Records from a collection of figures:
——

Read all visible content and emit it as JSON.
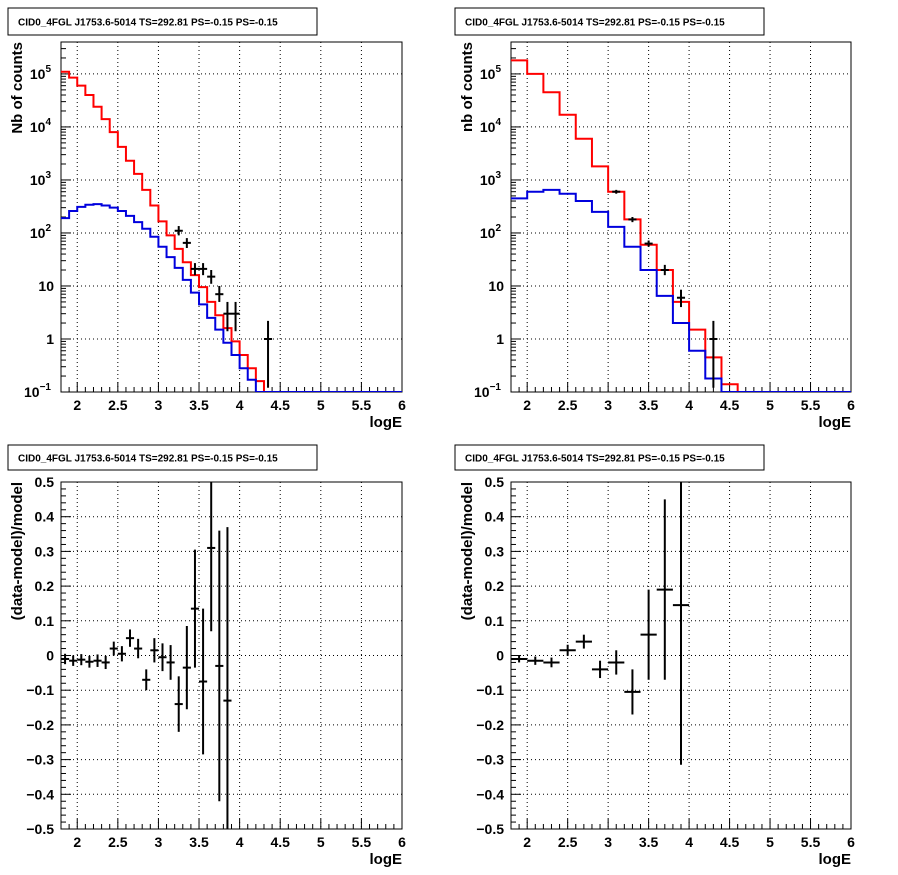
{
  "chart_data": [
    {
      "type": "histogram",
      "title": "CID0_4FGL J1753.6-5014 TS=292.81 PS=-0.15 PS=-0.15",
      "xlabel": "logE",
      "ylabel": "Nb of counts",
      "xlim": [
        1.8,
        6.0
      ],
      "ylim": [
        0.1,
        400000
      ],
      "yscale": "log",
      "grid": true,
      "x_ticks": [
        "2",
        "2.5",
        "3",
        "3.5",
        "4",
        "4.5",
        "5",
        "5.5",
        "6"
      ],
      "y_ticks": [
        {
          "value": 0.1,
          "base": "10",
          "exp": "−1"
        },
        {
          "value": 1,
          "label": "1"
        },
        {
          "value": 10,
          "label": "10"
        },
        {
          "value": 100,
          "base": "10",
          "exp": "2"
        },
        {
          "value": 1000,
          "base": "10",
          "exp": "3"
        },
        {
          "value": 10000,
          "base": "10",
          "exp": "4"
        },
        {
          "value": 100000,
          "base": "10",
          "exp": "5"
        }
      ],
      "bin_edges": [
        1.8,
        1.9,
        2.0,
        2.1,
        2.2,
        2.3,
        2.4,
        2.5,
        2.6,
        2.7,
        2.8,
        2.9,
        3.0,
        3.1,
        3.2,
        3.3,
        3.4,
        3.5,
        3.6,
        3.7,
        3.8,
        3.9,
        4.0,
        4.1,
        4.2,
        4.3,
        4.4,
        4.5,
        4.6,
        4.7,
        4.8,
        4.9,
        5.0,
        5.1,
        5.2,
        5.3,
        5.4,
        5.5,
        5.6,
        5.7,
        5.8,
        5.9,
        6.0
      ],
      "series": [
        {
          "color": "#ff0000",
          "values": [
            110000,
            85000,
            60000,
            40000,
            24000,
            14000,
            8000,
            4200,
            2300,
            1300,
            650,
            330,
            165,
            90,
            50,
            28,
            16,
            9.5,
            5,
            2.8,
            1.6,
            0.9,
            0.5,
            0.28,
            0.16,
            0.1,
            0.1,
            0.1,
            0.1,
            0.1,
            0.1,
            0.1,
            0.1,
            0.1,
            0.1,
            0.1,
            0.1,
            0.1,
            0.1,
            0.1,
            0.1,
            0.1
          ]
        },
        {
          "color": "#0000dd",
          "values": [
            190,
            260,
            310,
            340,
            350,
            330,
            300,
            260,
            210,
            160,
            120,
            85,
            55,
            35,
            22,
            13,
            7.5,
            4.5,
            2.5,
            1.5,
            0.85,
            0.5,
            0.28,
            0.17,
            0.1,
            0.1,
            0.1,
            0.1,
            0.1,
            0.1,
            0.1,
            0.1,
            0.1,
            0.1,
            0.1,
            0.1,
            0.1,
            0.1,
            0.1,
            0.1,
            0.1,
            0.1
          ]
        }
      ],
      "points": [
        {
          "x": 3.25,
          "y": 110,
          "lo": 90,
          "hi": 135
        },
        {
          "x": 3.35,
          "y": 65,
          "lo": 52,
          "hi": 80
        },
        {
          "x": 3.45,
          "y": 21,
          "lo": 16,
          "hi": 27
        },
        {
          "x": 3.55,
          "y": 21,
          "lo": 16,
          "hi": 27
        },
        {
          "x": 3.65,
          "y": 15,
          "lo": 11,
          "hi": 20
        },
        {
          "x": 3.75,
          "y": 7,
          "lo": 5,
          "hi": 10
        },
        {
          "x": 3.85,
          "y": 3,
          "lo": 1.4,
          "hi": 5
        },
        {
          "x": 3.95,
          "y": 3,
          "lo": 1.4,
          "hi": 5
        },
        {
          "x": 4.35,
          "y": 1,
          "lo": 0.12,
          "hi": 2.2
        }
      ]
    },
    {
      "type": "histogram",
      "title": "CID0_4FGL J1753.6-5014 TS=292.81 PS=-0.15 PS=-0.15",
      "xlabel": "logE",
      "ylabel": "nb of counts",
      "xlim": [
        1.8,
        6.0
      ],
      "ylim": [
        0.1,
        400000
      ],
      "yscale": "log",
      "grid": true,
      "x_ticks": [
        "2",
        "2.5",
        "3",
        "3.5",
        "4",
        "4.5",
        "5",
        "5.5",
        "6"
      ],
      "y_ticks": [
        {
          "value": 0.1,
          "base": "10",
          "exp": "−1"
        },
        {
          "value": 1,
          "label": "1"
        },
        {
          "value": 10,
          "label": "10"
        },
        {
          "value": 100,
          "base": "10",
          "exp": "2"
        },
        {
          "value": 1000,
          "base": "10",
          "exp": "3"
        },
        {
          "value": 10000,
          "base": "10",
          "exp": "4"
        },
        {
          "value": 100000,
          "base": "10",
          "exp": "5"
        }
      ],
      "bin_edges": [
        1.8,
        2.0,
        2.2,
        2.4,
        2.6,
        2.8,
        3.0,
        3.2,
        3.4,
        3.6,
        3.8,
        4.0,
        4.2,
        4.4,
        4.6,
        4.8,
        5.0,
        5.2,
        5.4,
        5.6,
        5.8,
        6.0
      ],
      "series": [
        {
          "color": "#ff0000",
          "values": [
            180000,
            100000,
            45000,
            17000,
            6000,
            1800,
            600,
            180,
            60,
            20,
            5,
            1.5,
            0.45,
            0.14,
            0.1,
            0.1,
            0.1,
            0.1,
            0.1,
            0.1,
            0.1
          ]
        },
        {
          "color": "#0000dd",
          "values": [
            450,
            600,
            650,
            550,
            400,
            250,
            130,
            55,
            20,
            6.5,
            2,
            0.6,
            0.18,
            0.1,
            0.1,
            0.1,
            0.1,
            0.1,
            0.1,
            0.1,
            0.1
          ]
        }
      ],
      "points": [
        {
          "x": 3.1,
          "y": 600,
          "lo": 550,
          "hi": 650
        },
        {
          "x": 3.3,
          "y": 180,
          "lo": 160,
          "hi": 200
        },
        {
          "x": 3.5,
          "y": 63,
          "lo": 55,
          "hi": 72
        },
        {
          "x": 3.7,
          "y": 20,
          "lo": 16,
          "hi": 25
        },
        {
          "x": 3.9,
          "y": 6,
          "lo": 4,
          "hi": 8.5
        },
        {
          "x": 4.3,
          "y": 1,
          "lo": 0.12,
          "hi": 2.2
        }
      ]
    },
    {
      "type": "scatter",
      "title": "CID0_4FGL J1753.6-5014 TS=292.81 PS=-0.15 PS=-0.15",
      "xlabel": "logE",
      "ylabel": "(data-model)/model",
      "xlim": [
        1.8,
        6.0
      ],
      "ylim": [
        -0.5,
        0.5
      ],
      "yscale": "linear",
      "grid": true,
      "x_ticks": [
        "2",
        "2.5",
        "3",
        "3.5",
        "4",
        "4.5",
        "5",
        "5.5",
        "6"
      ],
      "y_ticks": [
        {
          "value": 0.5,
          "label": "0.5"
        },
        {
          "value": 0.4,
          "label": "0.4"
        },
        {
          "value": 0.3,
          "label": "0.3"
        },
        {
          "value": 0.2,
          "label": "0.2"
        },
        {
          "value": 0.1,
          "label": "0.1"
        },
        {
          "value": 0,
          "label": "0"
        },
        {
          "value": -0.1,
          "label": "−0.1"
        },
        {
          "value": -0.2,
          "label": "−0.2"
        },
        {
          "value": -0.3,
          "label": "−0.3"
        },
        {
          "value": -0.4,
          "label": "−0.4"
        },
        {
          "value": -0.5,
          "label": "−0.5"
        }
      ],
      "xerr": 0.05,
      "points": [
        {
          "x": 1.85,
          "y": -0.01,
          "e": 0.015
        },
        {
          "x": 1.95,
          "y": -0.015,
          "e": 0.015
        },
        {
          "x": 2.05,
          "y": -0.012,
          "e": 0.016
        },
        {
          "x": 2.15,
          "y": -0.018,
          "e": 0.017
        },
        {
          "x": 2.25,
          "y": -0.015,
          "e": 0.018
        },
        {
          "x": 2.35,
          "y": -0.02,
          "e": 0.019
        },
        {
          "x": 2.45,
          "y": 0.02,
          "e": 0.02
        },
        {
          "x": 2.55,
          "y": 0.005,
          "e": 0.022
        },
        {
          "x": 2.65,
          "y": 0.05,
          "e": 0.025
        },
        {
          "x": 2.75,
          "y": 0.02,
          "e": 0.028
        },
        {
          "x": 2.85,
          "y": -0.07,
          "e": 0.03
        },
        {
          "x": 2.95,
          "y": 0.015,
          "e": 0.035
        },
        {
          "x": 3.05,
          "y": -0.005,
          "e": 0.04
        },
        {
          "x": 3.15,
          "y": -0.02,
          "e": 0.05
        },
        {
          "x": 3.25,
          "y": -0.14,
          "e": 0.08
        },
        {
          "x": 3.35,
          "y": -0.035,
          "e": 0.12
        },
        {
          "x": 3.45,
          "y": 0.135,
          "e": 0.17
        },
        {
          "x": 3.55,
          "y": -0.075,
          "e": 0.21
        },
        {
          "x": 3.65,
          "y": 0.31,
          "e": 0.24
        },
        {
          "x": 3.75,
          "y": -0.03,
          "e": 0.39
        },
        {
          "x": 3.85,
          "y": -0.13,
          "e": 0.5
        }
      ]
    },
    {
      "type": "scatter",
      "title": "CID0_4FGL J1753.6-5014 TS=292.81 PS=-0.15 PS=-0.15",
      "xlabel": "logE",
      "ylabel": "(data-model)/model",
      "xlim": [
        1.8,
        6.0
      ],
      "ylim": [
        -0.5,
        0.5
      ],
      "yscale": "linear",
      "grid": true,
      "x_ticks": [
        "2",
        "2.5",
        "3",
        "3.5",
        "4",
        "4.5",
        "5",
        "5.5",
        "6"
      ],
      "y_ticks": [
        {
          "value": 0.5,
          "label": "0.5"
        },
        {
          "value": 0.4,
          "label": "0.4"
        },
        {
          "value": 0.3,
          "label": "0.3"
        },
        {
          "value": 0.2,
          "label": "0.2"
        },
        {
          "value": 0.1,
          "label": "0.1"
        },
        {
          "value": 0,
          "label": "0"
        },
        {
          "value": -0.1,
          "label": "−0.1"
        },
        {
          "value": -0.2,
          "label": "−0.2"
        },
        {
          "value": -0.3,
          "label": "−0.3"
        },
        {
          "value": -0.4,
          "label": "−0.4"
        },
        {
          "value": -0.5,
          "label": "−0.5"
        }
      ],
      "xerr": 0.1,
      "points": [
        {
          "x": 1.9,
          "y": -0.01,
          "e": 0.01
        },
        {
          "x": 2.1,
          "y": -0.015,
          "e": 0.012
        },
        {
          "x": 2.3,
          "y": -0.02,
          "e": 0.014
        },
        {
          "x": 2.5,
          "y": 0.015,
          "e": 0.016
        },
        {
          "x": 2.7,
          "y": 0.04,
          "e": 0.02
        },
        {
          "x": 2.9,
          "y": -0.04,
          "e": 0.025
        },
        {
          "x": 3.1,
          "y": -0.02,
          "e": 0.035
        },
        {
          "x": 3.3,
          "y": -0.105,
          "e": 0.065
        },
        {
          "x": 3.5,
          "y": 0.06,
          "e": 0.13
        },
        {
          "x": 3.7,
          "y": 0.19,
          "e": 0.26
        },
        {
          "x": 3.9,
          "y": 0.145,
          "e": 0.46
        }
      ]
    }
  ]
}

——

• _SHORT TASK_
Show the lines where the word "ylabel" appears in the entries.

• _TASK ANSWER_
      "ylabel": "Nb of counts",
      "ylabel": "nb of counts",
      "ylabel": "(data-model)/model",
      "ylabel": "(data-model)/model",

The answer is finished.